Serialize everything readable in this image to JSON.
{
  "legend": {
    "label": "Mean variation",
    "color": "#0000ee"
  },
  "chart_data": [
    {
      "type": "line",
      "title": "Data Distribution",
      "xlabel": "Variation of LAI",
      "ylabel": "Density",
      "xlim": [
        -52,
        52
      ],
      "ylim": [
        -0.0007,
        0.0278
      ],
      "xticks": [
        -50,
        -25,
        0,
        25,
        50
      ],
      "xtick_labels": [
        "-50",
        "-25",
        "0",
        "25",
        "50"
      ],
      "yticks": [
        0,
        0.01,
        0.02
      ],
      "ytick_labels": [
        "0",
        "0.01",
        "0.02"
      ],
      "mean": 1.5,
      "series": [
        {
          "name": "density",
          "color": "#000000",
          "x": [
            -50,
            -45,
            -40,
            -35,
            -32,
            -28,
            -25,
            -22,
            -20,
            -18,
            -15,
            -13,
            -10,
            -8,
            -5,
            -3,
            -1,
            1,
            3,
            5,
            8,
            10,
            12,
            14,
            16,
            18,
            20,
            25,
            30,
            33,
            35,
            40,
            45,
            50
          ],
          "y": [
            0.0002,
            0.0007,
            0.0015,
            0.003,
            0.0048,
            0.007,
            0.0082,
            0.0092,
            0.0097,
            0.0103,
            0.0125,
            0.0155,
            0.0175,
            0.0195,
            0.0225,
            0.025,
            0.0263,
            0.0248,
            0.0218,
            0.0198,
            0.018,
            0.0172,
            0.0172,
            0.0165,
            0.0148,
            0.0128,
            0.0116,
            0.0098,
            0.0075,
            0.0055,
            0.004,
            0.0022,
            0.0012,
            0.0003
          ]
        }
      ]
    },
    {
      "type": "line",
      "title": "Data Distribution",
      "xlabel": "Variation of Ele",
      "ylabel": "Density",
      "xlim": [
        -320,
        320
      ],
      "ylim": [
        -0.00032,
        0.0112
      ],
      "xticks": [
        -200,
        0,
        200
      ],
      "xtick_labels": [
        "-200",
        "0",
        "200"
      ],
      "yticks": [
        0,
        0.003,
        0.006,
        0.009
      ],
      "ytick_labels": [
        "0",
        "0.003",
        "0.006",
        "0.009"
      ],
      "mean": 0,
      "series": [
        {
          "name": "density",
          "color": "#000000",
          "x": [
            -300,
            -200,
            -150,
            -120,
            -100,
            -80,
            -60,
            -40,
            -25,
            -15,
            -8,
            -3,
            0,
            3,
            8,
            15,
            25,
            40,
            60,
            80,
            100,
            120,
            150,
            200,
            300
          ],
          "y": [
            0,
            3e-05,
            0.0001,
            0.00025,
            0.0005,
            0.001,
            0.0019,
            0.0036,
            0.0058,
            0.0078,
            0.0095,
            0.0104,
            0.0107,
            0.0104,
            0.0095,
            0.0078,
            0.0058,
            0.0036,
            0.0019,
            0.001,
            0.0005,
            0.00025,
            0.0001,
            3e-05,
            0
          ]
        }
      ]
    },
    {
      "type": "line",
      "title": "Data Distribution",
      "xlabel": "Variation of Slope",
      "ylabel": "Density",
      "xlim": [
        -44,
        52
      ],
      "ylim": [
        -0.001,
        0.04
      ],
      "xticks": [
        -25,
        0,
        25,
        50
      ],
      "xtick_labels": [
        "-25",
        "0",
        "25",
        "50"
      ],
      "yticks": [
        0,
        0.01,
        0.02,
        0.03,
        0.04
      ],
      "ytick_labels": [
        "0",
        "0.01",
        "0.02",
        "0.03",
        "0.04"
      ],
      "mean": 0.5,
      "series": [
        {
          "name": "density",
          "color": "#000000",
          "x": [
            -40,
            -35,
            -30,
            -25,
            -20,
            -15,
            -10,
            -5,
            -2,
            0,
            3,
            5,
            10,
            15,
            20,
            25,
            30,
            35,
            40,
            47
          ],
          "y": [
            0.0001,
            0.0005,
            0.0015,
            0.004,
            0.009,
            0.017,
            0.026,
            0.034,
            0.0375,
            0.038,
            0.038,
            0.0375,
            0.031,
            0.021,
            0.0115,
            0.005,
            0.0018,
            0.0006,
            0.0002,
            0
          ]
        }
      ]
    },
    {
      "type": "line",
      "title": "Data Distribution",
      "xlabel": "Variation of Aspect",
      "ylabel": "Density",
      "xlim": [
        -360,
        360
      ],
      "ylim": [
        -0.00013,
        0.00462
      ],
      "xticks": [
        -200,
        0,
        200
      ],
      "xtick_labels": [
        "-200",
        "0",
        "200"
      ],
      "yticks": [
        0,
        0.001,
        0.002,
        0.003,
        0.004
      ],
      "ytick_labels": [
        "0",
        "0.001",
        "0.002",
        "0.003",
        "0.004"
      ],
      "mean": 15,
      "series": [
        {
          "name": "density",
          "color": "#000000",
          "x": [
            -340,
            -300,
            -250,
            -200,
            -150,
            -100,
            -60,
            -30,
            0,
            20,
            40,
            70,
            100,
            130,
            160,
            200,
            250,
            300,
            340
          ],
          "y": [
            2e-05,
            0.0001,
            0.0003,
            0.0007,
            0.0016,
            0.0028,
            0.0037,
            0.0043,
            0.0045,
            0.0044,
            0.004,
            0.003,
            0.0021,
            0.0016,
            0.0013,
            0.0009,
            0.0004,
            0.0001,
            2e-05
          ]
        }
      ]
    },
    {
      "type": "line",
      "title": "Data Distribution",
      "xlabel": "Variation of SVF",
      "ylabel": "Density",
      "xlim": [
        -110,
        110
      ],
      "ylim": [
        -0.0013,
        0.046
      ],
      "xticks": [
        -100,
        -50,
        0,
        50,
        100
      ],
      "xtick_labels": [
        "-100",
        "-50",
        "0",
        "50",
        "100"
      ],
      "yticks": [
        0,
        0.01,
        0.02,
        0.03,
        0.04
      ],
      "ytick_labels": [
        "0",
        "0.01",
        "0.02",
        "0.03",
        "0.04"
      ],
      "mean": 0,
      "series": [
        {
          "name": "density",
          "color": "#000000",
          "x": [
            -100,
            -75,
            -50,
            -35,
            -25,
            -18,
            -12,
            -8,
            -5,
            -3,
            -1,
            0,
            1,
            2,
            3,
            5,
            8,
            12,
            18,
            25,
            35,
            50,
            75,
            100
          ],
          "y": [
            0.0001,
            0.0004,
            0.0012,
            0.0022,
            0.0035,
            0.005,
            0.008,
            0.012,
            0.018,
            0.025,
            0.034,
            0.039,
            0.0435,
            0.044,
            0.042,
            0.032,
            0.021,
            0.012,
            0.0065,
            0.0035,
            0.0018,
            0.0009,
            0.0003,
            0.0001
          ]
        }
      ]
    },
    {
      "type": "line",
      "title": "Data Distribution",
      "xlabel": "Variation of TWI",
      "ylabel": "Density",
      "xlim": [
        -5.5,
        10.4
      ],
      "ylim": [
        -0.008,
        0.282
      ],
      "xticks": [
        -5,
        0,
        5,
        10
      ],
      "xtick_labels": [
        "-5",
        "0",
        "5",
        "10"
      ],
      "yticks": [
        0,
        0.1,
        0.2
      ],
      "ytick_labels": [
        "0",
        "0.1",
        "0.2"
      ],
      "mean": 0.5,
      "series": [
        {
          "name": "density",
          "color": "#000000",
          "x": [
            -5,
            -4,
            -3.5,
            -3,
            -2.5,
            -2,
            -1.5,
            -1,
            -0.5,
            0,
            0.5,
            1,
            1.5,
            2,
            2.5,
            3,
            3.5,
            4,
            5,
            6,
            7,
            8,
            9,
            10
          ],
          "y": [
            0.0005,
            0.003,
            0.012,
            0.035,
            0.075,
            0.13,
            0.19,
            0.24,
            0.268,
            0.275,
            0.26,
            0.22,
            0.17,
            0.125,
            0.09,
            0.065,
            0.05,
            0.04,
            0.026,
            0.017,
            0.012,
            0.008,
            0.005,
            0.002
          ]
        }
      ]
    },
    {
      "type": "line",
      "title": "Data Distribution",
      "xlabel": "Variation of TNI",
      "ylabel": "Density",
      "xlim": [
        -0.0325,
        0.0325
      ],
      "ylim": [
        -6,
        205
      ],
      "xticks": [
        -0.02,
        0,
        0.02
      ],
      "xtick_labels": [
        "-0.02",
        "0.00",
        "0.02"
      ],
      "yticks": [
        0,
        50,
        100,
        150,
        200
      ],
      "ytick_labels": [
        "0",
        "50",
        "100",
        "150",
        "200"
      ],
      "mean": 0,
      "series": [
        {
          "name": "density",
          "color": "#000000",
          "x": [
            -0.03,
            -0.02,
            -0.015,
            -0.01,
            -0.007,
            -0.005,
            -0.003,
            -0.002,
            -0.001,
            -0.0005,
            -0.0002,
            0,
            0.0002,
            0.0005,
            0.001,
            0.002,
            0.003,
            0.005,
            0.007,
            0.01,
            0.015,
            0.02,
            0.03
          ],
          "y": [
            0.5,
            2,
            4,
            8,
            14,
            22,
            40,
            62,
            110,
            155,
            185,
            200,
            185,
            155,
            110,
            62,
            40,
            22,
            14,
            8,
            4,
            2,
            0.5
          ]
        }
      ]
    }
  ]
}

....

**What to work on**
Find the lines with the string "xlabel" and reproduce them.

**Problem solution**
      "xlabel": "Variation of LAI",
      "xlabel": "Variation of Ele",
      "xlabel": "Variation of Slope",
      "xlabel": "Variation of Aspect",
      "xlabel": "Variation of SVF",
      "xlabel": "Variation of TWI",
      "xlabel": "Variation of TNI",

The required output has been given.